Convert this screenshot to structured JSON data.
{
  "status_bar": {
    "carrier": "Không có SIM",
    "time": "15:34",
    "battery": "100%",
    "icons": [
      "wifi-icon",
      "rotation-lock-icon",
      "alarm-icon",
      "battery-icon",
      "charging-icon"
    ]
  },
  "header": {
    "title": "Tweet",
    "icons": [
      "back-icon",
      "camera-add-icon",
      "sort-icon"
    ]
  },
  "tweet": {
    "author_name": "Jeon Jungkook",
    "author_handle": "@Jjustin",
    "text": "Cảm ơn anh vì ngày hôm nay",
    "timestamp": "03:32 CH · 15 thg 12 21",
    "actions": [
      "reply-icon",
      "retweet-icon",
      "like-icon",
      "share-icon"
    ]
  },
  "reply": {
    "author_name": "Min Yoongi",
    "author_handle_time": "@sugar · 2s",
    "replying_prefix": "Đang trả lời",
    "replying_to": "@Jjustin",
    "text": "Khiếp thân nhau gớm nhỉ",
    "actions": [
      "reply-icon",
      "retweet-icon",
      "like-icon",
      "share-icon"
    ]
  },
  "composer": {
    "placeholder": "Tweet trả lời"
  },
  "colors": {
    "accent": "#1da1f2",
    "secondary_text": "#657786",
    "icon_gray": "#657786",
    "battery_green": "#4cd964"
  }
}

################

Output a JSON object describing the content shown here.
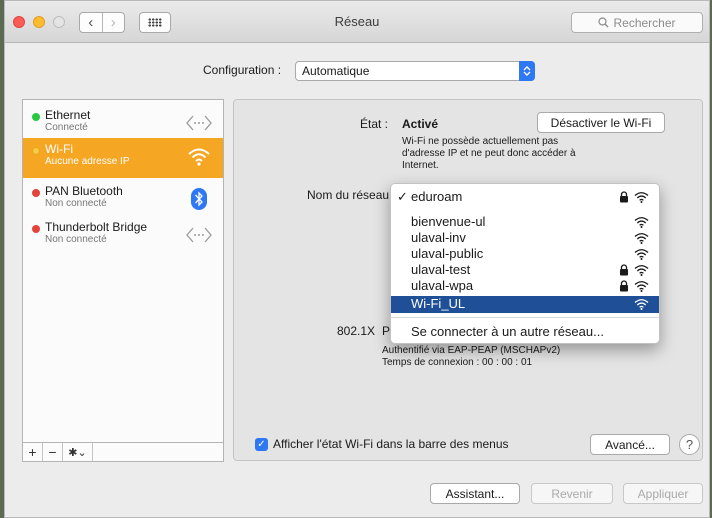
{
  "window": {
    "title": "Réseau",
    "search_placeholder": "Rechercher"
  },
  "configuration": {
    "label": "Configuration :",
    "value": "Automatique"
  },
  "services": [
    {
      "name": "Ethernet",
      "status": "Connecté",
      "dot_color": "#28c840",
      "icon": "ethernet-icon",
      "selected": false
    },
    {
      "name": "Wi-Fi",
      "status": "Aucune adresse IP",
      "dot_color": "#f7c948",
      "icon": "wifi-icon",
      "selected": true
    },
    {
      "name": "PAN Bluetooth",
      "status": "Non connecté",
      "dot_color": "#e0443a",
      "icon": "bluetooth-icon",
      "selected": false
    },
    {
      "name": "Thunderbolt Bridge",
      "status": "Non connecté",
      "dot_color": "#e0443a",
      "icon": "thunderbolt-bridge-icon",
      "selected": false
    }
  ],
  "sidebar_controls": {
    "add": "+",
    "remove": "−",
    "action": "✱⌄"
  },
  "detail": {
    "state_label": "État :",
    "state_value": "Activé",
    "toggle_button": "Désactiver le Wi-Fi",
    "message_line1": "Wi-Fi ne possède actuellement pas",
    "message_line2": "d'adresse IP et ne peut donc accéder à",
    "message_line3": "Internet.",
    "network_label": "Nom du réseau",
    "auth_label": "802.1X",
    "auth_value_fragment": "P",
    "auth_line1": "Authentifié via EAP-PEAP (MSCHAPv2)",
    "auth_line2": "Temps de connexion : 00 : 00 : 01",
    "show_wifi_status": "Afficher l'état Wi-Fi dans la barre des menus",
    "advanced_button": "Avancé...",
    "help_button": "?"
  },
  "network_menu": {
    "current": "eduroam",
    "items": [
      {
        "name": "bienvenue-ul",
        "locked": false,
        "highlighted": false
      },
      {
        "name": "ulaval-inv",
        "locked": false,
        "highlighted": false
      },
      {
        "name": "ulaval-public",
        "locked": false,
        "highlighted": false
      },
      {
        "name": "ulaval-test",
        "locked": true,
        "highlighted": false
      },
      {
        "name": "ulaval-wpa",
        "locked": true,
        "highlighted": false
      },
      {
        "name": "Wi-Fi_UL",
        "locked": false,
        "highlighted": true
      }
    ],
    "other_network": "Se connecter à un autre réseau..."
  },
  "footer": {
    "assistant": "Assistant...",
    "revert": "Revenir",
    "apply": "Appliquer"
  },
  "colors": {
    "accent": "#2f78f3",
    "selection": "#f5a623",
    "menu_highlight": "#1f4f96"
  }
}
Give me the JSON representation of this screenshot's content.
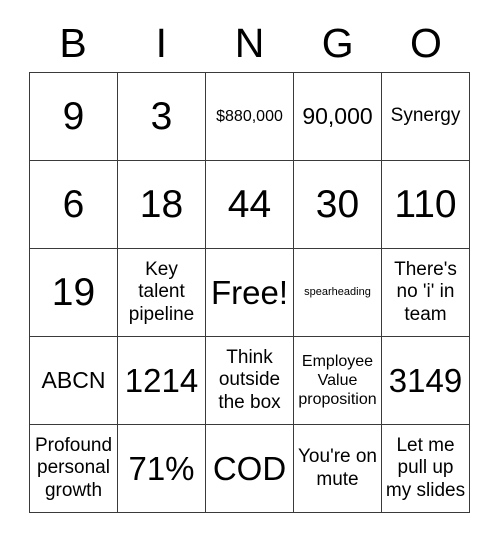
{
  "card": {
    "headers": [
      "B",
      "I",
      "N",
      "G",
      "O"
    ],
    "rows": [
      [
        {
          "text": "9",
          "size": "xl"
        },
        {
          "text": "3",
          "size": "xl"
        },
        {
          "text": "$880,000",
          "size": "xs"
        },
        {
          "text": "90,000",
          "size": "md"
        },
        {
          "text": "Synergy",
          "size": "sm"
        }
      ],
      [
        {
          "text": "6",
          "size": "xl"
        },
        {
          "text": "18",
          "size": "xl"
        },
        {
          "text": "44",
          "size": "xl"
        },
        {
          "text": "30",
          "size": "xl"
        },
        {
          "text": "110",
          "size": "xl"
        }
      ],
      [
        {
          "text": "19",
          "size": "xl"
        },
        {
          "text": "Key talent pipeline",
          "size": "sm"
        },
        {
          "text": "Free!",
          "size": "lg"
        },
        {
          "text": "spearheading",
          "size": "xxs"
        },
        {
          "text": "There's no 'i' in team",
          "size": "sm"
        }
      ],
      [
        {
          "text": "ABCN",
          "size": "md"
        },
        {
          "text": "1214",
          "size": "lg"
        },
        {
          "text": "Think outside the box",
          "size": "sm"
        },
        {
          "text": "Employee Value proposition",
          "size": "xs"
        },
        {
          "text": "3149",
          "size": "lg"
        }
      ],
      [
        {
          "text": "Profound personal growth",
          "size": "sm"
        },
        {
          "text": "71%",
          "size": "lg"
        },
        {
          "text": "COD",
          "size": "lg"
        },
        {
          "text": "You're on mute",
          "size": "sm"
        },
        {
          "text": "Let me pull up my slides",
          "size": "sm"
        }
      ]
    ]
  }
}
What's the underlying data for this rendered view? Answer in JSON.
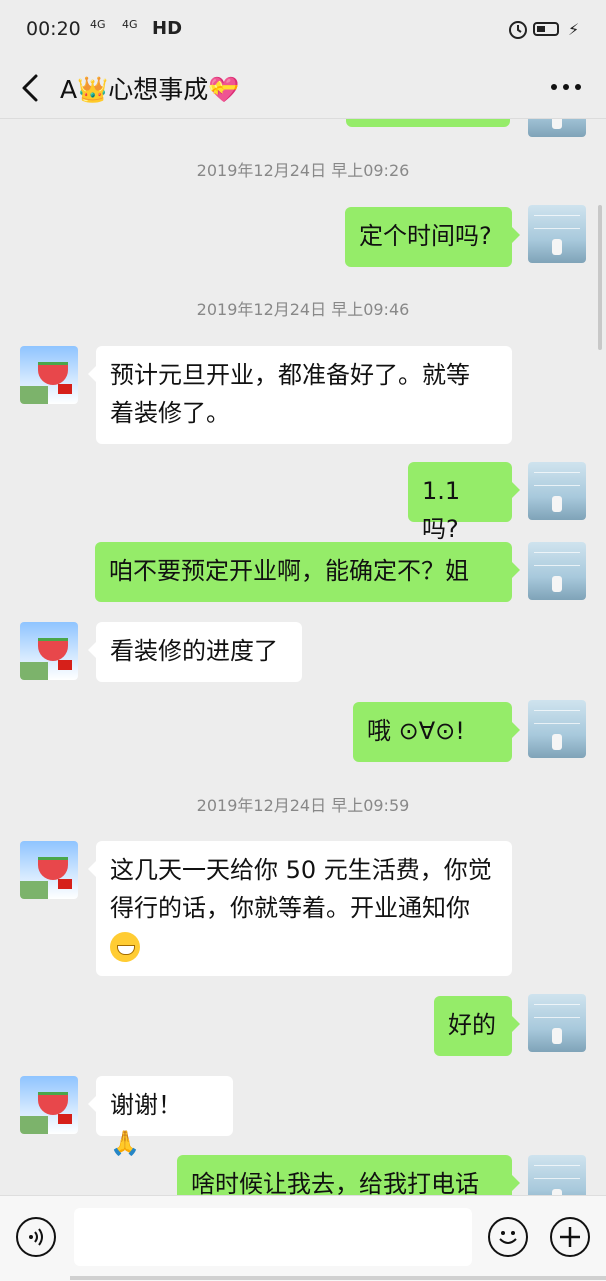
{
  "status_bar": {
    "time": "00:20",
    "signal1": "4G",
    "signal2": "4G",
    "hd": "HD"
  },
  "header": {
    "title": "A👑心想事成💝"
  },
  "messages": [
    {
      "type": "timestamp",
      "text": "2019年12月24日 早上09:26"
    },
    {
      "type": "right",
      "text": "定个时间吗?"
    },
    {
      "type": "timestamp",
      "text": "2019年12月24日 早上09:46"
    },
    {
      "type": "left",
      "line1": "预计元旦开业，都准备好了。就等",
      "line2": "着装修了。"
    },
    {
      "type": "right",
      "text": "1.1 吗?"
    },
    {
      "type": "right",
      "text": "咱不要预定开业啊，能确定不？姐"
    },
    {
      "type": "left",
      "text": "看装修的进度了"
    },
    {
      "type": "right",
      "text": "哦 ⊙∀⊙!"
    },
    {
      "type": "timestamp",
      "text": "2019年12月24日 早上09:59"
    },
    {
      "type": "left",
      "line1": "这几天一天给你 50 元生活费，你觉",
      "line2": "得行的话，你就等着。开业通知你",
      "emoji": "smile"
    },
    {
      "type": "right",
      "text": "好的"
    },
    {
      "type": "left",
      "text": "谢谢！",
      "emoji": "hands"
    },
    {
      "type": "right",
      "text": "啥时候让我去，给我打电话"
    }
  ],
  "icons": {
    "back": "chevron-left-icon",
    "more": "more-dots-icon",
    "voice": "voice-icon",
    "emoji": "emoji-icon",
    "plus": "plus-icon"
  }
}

################

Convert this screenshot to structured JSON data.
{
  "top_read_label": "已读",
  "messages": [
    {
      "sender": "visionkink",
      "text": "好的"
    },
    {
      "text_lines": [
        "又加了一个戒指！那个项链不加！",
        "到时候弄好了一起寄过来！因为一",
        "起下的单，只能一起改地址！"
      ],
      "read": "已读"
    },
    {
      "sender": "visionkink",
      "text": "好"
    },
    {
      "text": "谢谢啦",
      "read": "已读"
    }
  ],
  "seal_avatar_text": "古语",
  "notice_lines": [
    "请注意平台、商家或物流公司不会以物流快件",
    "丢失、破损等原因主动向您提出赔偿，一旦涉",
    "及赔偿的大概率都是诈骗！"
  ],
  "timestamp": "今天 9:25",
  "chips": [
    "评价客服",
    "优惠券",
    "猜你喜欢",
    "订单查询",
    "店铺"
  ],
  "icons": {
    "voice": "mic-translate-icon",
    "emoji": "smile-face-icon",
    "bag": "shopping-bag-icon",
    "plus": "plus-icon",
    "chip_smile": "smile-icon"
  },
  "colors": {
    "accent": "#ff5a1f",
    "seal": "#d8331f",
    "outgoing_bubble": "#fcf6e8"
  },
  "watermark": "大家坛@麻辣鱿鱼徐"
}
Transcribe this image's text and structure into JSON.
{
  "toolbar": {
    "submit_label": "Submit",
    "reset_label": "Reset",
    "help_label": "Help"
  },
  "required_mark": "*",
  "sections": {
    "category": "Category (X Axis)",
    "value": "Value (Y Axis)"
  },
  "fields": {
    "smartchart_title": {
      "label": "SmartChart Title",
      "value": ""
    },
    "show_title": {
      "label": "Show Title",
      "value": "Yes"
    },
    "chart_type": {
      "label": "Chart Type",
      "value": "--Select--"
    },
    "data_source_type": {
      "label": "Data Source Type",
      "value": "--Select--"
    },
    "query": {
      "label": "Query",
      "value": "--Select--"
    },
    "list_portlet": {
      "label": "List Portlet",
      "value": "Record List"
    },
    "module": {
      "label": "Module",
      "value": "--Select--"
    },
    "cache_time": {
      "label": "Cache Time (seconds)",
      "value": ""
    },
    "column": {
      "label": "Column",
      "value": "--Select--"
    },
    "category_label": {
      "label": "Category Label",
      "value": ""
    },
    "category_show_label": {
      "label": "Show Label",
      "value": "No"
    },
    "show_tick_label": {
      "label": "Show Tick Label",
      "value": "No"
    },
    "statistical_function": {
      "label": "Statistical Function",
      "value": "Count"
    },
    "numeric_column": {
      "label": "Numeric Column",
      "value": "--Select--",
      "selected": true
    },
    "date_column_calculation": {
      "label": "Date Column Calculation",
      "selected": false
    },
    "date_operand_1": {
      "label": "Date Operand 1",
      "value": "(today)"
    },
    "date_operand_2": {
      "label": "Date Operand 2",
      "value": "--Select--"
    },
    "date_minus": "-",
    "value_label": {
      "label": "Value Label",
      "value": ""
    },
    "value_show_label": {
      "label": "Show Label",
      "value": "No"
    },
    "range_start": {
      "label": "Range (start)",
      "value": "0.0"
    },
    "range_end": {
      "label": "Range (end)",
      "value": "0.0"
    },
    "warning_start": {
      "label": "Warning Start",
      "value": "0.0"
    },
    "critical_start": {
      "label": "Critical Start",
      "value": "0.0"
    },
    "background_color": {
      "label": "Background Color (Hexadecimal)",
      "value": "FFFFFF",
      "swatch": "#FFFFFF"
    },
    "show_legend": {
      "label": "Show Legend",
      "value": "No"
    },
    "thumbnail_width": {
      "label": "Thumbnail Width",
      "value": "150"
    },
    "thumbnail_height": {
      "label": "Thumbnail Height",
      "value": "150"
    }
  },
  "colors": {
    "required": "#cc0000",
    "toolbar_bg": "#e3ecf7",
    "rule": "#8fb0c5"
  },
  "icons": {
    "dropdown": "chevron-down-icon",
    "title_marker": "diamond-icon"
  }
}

################

**Exercise brief**
Identify the lines above with the word "chevron". Copy them.

**Result**
    "back": "chevron-left-icon",
    "dropdown": "chevron-down-icon",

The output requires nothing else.